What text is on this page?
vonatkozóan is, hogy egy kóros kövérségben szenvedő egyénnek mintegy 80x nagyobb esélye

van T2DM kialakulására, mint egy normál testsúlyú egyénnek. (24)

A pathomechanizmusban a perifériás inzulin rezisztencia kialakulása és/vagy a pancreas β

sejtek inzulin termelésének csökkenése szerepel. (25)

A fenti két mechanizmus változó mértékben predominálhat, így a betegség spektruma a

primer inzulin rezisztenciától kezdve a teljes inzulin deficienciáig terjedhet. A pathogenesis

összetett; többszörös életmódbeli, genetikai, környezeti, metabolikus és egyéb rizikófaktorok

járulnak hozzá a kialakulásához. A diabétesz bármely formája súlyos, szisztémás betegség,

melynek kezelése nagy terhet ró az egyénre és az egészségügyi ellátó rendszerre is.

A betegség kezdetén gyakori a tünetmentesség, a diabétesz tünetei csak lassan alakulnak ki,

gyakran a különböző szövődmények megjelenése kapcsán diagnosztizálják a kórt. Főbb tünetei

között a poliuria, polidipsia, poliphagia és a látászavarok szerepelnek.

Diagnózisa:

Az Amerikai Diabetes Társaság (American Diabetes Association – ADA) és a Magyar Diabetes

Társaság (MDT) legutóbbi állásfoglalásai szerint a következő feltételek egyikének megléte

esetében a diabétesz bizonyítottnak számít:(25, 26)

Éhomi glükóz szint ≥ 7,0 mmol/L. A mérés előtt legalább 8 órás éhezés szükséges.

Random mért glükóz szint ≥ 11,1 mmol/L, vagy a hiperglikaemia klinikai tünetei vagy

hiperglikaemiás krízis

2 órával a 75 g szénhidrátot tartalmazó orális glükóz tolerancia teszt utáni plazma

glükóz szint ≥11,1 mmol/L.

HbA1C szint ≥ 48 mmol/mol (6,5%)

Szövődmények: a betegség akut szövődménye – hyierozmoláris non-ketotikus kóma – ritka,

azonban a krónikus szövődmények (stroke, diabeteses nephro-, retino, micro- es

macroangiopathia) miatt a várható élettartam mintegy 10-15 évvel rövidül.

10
------------------------
Each line of the data is to be retyped exactly.

Answer area:
What text is on this page?
vonatkozóan is, hogy egy kóros kövérségben szenvedő egyénnek mintegy 80x nagyobb esélye

van T2DM kialakulására, mint egy normál testsúlyú egyénnek. (24)

A pathomechanizmusban a perifériás inzulin rezisztencia kialakulása és/vagy a pancreas β

sejtek inzulin termelésének csökkenése szerepel. (25)

A fenti két mechanizmus változó mértékben predominálhat, így a betegség spektruma a

primer inzulin rezisztenciától kezdve a teljes inzulin deficienciáig terjedhet. A pathogenesis

összetett; többszörös életmódbeli, genetikai, környezeti, metabolikus és egyéb rizikófaktorok

járulnak hozzá a kialakulásához. A diabétesz bármely formája súlyos, szisztémás betegség,

melynek kezelése nagy terhet ró az egyénre és az egészségügyi ellátó rendszerre is.

A betegség kezdetén gyakori a tünetmentesség, a diabétesz tünetei csak lassan alakulnak ki,

gyakran a különböző szövődmények megjelenése kapcsán diagnosztizálják a kórt. Főbb tünetei

között a poliuria, polidipsia, poliphagia és a látászavarok szerepelnek.

Diagnózisa:

Az Amerikai Diabetes Társaság (American Diabetes Association – ADA) és a Magyar Diabetes

Társaság (MDT) legutóbbi állásfoglalásai szerint a következő feltételek egyikének megléte

esetében a diabétesz bizonyítottnak számít:(25, 26)

Éhomi glükóz szint ≥ 7,0 mmol/L. A mérés előtt legalább 8 órás éhezés szükséges.

Random mért glükóz szint ≥ 11,1 mmol/L, vagy a hiperglikaemia klinikai tünetei vagy

hiperglikaemiás krízis

2 órával a 75 g szénhidrátot tartalmazó orális glükóz tolerancia teszt utáni plazma

glükóz szint ≥11,1 mmol/L.

HbA1C szint ≥ 48 mmol/mol (6,5%)

Szövődmények: a betegség akut szövődménye – hyierozmoláris non-ketotikus kóma – ritka,

azonban a krónikus szövődmények (stroke, diabeteses nephro-, retino, micro- es

macroangiopathia) miatt a várható élettartam mintegy 10-15 évvel rövidül.

10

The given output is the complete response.